> REQUIREMENT: Go through the records line by line and work out how many lines hold the word "Difference". Answer with the number only.

---------- RAW RECORDS

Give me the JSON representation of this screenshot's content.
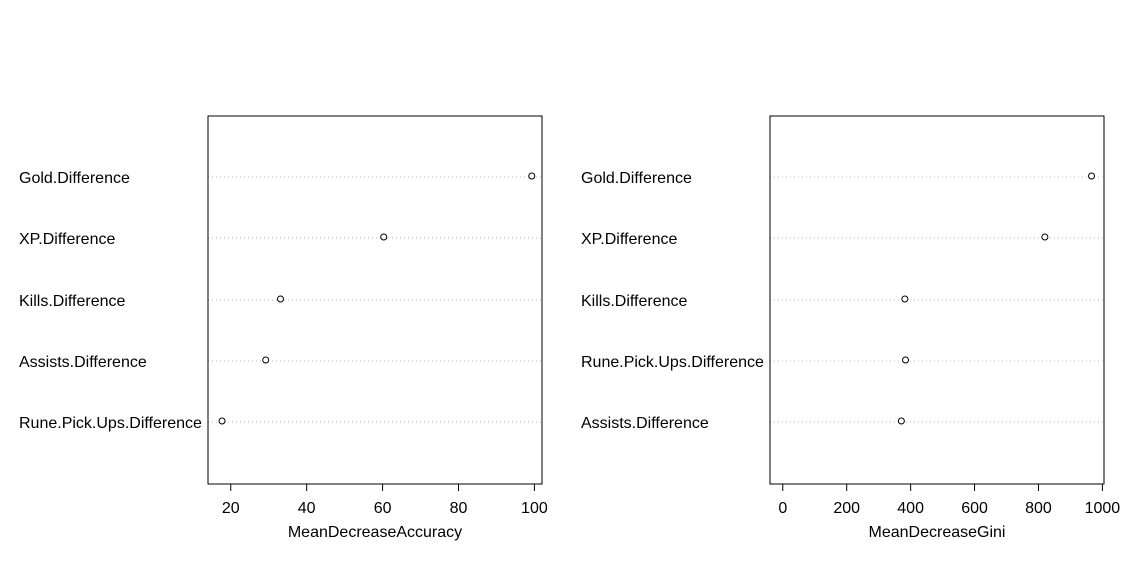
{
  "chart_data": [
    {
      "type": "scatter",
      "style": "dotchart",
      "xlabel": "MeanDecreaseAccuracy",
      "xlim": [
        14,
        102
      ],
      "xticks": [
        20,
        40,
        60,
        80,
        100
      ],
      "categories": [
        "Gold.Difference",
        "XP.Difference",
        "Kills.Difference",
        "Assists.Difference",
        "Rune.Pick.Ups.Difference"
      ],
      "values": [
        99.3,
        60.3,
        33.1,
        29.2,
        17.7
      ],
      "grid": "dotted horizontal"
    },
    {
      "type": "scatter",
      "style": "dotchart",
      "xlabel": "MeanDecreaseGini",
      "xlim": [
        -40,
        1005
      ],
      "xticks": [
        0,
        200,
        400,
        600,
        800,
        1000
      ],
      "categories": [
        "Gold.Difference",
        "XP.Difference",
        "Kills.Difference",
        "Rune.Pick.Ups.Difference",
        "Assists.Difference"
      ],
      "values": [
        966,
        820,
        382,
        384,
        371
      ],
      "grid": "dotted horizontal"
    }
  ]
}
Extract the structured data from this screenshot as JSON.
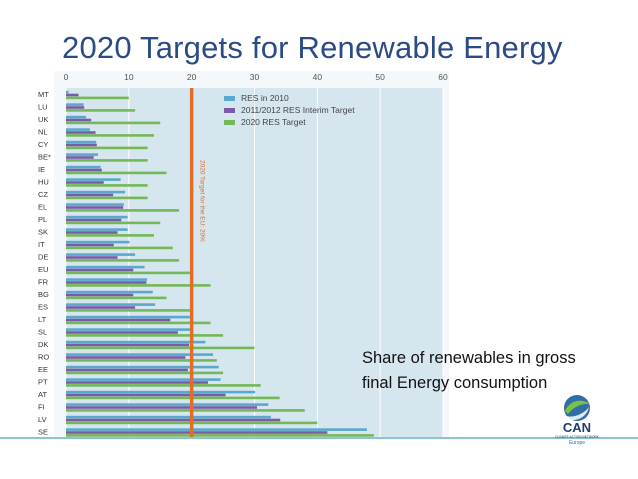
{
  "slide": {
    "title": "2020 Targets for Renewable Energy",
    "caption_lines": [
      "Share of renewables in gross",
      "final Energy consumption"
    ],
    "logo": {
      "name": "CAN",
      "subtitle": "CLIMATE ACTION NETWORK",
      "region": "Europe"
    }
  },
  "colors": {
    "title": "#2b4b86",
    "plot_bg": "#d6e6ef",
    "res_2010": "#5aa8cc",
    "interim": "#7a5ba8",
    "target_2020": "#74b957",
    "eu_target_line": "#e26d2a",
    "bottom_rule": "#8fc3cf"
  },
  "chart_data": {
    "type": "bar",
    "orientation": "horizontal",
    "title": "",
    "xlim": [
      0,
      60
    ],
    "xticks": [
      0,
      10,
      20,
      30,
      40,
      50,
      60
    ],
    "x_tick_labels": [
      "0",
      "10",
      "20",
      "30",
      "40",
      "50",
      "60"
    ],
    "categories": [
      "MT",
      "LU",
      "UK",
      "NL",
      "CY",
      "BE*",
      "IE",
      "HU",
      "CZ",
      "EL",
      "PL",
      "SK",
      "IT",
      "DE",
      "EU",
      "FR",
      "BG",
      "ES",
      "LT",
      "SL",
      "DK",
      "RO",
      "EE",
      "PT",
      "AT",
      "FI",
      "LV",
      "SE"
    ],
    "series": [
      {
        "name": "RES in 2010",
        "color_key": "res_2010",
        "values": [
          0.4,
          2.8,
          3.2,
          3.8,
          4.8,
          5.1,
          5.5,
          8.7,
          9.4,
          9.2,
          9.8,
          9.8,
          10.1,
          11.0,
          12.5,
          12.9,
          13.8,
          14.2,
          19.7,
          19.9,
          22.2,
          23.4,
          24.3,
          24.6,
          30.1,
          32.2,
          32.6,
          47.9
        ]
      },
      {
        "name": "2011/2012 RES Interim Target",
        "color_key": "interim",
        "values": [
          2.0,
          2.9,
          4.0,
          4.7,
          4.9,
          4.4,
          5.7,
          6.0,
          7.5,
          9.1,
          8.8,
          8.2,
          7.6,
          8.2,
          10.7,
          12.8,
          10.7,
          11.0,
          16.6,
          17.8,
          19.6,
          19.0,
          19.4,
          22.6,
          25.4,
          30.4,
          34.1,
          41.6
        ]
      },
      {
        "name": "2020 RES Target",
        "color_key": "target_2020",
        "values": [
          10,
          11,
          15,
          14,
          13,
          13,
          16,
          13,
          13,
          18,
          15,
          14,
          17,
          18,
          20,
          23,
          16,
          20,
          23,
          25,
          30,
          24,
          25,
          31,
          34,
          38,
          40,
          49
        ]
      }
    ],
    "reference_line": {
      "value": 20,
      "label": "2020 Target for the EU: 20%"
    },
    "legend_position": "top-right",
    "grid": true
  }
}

--------------------

> ANSWER TO THIS PROBLEM: 10